----- Extracted data -----

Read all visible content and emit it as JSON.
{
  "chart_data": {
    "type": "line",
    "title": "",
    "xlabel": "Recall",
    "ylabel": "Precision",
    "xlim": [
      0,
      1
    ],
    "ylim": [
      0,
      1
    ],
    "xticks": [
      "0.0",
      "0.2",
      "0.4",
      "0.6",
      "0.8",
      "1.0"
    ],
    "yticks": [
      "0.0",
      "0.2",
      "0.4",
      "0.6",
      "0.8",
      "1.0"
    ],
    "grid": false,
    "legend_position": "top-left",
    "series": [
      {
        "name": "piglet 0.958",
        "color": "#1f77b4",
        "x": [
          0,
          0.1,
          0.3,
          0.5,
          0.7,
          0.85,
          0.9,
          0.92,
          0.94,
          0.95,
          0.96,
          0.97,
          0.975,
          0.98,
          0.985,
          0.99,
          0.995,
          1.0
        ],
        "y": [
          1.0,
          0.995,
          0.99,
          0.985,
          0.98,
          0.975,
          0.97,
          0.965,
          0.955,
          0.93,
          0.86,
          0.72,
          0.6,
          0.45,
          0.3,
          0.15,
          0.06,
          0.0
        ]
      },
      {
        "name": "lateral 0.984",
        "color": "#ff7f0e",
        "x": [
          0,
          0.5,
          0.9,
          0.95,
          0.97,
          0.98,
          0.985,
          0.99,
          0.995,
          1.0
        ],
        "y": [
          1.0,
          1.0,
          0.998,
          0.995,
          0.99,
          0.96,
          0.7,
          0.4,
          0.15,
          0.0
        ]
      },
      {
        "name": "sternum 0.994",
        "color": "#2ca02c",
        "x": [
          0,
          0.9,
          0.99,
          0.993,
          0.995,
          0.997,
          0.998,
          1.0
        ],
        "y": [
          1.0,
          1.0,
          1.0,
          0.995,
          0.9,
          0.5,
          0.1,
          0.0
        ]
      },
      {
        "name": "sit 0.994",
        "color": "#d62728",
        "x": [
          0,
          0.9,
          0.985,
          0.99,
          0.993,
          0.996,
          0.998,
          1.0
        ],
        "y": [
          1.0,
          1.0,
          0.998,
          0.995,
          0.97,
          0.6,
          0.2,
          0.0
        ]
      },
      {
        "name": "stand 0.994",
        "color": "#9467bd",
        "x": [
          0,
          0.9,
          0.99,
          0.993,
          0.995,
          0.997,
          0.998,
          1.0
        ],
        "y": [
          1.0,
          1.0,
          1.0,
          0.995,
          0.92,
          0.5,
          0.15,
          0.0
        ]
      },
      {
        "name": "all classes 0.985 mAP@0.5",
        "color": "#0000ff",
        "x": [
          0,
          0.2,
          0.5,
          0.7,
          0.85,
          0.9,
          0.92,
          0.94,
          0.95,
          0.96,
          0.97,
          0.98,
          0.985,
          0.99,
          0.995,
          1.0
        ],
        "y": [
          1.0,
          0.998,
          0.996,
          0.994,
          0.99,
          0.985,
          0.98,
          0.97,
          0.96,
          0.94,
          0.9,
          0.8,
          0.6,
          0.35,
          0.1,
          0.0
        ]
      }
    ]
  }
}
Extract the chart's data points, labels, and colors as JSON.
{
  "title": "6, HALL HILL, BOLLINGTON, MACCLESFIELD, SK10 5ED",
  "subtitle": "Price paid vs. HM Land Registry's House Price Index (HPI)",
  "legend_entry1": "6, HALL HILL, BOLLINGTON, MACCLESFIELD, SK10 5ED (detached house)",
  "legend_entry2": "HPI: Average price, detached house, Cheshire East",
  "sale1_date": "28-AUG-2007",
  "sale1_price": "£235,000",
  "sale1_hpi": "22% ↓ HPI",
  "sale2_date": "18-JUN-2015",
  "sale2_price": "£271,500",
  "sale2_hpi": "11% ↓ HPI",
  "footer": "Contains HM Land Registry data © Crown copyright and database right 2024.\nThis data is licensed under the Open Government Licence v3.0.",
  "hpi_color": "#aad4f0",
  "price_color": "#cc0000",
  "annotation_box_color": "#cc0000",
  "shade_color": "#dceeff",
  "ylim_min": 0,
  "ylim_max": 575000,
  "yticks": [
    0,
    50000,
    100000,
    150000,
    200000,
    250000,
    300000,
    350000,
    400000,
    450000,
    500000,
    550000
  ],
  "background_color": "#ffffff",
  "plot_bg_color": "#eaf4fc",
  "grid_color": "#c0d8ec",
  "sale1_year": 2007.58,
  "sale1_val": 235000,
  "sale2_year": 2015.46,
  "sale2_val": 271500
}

-----

• What you are asked to do: Repeat the data above, word for word.

• Result:
Read all visible content and emit it as JSON.
{
  "chart_data": {
    "type": "line",
    "title": "",
    "xlabel": "Recall",
    "ylabel": "Precision",
    "xlim": [
      0,
      1
    ],
    "ylim": [
      0,
      1
    ],
    "xticks": [
      "0.0",
      "0.2",
      "0.4",
      "0.6",
      "0.8",
      "1.0"
    ],
    "yticks": [
      "0.0",
      "0.2",
      "0.4",
      "0.6",
      "0.8",
      "1.0"
    ],
    "grid": false,
    "legend_position": "top-left",
    "series": [
      {
        "name": "piglet 0.958",
        "color": "#1f77b4",
        "x": [
          0,
          0.1,
          0.3,
          0.5,
          0.7,
          0.85,
          0.9,
          0.92,
          0.94,
          0.95,
          0.96,
          0.97,
          0.975,
          0.98,
          0.985,
          0.99,
          0.995,
          1.0
        ],
        "y": [
          1.0,
          0.995,
          0.99,
          0.985,
          0.98,
          0.975,
          0.97,
          0.965,
          0.955,
          0.93,
          0.86,
          0.72,
          0.6,
          0.45,
          0.3,
          0.15,
          0.06,
          0.0
        ]
      },
      {
        "name": "lateral 0.984",
        "color": "#ff7f0e",
        "x": [
          0,
          0.5,
          0.9,
          0.95,
          0.97,
          0.98,
          0.985,
          0.99,
          0.995,
          1.0
        ],
        "y": [
          1.0,
          1.0,
          0.998,
          0.995,
          0.99,
          0.96,
          0.7,
          0.4,
          0.15,
          0.0
        ]
      },
      {
        "name": "sternum 0.994",
        "color": "#2ca02c",
        "x": [
          0,
          0.9,
          0.99,
          0.993,
          0.995,
          0.997,
          0.998,
          1.0
        ],
        "y": [
          1.0,
          1.0,
          1.0,
          0.995,
          0.9,
          0.5,
          0.1,
          0.0
        ]
      },
      {
        "name": "sit 0.994",
        "color": "#d62728",
        "x": [
          0,
          0.9,
          0.985,
          0.99,
          0.993,
          0.996,
          0.998,
          1.0
        ],
        "y": [
          1.0,
          1.0,
          0.998,
          0.995,
          0.97,
          0.6,
          0.2,
          0.0
        ]
      },
      {
        "name": "stand 0.994",
        "color": "#9467bd",
        "x": [
          0,
          0.9,
          0.99,
          0.993,
          0.995,
          0.997,
          0.998,
          1.0
        ],
        "y": [
          1.0,
          1.0,
          1.0,
          0.995,
          0.92,
          0.5,
          0.15,
          0.0
        ]
      },
      {
        "name": "all classes 0.985 mAP@0.5",
        "color": "#0000ff",
        "x": [
          0,
          0.2,
          0.5,
          0.7,
          0.85,
          0.9,
          0.92,
          0.94,
          0.95,
          0.96,
          0.97,
          0.98,
          0.985,
          0.99,
          0.995,
          1.0
        ],
        "y": [
          1.0,
          0.998,
          0.996,
          0.994,
          0.99,
          0.985,
          0.98,
          0.97,
          0.96,
          0.94,
          0.9,
          0.8,
          0.6,
          0.35,
          0.1,
          0.0
        ]
      }
    ]
  }
}
Extract the chart's data points, labels, and colors as JSON.
{
  "title": "6, HALL HILL, BOLLINGTON, MACCLESFIELD, SK10 5ED",
  "subtitle": "Price paid vs. HM Land Registry's House Price Index (HPI)",
  "legend_entry1": "6, HALL HILL, BOLLINGTON, MACCLESFIELD, SK10 5ED (detached house)",
  "legend_entry2": "HPI: Average price, detached house, Cheshire East",
  "sale1_date": "28-AUG-2007",
  "sale1_price": "£235,000",
  "sale1_hpi": "22% ↓ HPI",
  "sale2_date": "18-JUN-2015",
  "sale2_price": "£271,500",
  "sale2_hpi": "11% ↓ HPI",
  "footer": "Contains HM Land Registry data © Crown copyright and database right 2024.\nThis data is licensed under the Open Government Licence v3.0.",
  "hpi_color": "#aad4f0",
  "price_color": "#cc0000",
  "annotation_box_color": "#cc0000",
  "shade_color": "#dceeff",
  "ylim_min": 0,
  "ylim_max": 575000,
  "yticks": [
    0,
    50000,
    100000,
    150000,
    200000,
    250000,
    300000,
    350000,
    400000,
    450000,
    500000,
    550000
  ],
  "background_color": "#ffffff",
  "plot_bg_color": "#eaf4fc",
  "grid_color": "#c0d8ec",
  "sale1_year": 2007.58,
  "sale1_val": 235000,
  "sale2_year": 2015.46,
  "sale2_val": 271500
}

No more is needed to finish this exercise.